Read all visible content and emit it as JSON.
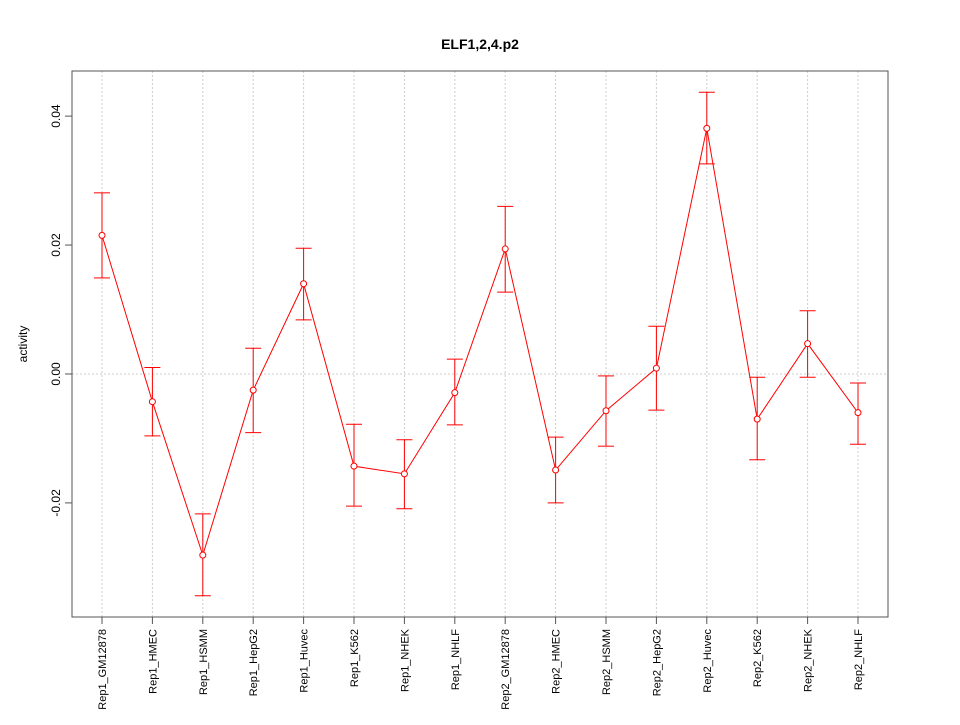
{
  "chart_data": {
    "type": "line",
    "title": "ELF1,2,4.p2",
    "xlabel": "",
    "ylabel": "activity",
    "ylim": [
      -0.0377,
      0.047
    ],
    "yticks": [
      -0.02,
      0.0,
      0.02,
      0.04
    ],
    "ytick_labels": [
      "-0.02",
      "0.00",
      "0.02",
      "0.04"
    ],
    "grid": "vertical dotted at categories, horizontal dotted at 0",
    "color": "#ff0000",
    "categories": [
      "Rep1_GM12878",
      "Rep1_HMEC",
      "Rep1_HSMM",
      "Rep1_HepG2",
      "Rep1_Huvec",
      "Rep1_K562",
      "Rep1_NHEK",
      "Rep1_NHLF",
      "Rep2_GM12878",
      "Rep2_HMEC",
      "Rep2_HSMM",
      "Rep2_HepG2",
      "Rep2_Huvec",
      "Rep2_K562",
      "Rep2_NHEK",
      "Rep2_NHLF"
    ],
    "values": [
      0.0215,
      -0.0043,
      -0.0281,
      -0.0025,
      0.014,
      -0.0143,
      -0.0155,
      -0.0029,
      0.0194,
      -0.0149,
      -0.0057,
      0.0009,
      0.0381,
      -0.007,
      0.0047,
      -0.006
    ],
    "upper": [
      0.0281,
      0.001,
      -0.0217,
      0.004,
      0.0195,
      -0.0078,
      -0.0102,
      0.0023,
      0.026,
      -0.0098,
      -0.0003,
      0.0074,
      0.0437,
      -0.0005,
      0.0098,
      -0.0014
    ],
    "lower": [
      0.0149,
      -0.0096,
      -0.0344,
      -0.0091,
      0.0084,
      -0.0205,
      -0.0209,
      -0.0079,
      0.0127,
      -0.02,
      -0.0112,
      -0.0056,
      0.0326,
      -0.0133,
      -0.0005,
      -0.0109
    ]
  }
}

● ● ● ● ●

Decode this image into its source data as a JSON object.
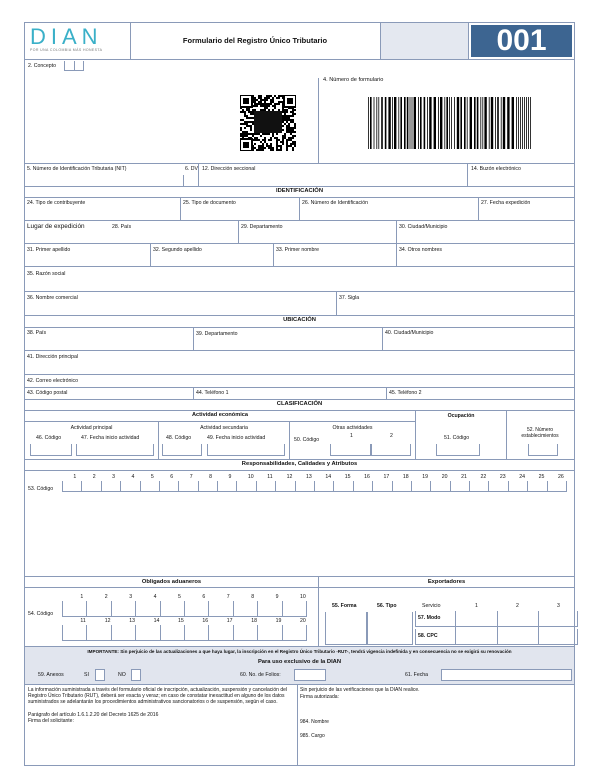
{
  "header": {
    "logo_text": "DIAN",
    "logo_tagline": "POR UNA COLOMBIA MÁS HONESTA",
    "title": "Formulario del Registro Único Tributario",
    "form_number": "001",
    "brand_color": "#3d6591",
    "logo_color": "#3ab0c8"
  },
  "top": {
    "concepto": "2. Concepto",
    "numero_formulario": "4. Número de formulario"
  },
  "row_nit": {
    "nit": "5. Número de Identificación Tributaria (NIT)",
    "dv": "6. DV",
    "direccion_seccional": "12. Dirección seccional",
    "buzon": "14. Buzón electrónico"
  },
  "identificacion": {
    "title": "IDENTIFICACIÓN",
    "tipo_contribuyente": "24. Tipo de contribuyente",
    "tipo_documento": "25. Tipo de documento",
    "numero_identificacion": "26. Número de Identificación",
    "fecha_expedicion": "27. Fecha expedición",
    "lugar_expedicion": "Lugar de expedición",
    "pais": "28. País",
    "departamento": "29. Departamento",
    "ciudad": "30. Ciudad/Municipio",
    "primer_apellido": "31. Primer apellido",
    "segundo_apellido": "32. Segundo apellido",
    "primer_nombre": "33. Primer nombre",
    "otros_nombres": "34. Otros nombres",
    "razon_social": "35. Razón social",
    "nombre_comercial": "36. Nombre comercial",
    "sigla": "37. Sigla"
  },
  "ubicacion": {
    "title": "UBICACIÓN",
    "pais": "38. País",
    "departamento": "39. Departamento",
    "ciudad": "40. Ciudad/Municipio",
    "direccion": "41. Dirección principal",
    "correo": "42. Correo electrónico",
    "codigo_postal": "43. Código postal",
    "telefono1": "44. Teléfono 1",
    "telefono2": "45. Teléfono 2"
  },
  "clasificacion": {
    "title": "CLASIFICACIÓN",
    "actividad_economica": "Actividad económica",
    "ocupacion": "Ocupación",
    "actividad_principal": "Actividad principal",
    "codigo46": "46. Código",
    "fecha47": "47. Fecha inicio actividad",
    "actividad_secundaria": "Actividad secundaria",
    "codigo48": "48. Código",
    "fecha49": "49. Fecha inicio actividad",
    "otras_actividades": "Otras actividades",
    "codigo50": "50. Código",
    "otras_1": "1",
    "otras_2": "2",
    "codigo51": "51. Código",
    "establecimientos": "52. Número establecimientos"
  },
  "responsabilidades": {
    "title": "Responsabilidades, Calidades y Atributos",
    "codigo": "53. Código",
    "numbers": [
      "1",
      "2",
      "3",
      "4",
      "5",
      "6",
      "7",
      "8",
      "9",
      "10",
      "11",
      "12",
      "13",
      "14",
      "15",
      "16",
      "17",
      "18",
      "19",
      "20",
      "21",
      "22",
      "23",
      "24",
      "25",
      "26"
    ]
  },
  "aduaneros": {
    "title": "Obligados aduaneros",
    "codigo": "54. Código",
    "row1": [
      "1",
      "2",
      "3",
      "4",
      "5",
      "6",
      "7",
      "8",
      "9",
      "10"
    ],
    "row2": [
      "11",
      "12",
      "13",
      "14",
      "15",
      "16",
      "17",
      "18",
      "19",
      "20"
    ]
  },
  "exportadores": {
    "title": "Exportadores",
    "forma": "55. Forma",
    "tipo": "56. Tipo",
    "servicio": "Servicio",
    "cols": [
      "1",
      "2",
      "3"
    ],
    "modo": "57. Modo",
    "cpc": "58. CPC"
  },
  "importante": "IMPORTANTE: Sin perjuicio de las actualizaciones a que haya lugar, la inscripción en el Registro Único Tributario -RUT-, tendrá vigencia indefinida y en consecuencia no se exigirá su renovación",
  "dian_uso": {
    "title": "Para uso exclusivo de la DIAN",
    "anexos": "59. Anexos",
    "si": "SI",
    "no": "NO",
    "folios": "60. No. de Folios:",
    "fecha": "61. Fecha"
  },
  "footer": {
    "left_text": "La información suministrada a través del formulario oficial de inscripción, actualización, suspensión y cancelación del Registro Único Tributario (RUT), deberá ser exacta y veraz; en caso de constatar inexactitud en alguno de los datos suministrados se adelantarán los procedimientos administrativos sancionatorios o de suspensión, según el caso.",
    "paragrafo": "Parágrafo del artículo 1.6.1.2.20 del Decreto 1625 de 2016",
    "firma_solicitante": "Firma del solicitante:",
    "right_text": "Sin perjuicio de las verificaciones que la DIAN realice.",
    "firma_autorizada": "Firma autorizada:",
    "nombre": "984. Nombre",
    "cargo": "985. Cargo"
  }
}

● ● ● ● ●

Return, from the data, each line that has the word "title" in it.

    "title": "ELF1,2,4.p2",
    "title": "Formulario del Registro Único Tributario",
    "title": "IDENTIFICACIÓN",
    "title": "UBICACIÓN",
    "title": "CLASIFICACIÓN",
    "title": "Responsabilidades, Calidades y Atributos",
    "title": "Obligados aduaneros",
    "title": "Exportadores",
    "title": "Para uso exclusivo de la DIAN",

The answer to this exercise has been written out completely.